_DATA ROWS_

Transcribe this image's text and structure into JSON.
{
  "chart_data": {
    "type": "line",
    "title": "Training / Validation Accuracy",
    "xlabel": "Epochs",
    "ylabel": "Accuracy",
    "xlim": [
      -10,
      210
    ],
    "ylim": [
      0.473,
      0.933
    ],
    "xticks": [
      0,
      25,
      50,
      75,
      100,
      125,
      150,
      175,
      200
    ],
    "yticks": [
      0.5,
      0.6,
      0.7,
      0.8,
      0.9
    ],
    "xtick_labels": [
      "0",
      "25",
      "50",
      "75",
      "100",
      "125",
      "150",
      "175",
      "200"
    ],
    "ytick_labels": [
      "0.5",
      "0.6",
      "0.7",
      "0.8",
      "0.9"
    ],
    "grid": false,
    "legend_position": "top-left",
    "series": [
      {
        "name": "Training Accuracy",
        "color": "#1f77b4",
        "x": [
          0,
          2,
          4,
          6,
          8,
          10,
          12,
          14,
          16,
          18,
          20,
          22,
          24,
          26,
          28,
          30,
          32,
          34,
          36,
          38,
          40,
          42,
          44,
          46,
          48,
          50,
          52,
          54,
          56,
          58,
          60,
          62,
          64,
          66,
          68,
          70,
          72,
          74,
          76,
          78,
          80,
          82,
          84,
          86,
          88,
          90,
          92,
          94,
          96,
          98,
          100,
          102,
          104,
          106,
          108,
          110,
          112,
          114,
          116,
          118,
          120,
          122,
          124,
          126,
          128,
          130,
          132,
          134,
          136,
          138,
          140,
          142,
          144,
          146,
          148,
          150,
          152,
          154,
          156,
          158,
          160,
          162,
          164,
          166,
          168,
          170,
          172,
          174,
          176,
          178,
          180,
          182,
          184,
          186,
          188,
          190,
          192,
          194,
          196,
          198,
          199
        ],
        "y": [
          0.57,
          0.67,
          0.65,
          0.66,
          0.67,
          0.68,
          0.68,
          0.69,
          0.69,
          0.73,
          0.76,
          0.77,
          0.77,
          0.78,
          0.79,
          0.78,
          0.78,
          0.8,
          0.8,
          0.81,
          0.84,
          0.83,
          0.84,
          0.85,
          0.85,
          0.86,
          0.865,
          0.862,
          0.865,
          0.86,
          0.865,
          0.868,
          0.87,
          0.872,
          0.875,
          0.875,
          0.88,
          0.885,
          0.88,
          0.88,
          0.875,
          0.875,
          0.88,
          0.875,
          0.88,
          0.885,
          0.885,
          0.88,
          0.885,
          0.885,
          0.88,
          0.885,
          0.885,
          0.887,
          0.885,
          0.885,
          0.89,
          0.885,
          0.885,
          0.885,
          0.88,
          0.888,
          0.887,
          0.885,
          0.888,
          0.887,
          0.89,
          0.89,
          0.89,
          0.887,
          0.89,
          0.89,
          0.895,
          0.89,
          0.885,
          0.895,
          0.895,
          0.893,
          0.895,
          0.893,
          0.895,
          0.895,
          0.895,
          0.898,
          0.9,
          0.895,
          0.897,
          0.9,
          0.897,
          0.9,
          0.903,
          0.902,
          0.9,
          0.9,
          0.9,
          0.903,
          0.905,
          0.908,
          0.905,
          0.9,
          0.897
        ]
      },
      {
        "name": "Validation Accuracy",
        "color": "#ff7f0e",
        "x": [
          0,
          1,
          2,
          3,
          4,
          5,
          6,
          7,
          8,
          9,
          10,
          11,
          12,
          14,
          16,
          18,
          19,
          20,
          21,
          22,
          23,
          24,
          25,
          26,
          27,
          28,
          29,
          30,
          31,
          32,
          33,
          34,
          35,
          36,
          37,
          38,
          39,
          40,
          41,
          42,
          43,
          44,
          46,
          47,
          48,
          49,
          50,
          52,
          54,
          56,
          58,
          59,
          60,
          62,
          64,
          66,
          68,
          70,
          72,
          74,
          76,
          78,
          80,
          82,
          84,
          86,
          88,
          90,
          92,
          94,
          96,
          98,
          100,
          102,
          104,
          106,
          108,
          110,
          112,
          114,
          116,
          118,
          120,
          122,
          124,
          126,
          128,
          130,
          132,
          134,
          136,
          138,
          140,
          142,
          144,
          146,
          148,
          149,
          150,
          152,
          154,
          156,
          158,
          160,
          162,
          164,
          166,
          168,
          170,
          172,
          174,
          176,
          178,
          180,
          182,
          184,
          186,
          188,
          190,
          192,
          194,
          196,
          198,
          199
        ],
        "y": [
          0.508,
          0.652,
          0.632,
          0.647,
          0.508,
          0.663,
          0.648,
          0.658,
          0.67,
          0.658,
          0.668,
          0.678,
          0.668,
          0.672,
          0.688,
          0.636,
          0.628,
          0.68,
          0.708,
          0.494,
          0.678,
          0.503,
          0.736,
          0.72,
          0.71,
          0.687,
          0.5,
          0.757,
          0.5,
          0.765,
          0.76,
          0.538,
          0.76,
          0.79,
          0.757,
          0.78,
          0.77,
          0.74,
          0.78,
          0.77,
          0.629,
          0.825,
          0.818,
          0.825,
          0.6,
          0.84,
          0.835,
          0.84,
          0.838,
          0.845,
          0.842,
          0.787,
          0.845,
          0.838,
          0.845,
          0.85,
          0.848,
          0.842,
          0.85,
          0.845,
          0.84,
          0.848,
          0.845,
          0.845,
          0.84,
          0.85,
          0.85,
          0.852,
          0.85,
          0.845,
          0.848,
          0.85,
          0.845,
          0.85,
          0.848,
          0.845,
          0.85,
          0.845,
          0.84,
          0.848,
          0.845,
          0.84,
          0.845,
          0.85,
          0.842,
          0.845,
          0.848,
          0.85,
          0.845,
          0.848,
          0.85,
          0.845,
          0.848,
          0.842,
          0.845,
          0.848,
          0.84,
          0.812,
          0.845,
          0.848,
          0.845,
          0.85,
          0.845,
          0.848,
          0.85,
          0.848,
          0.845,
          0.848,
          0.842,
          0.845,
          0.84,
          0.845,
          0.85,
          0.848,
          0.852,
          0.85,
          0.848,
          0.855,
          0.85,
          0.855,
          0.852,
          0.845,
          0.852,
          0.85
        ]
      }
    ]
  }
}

_REQUEST_
Copy every line that contains the string "Validation".

_THE SOLUTION_
    "title": "Training / Validation Accuracy",
        "name": "Validation Accuracy",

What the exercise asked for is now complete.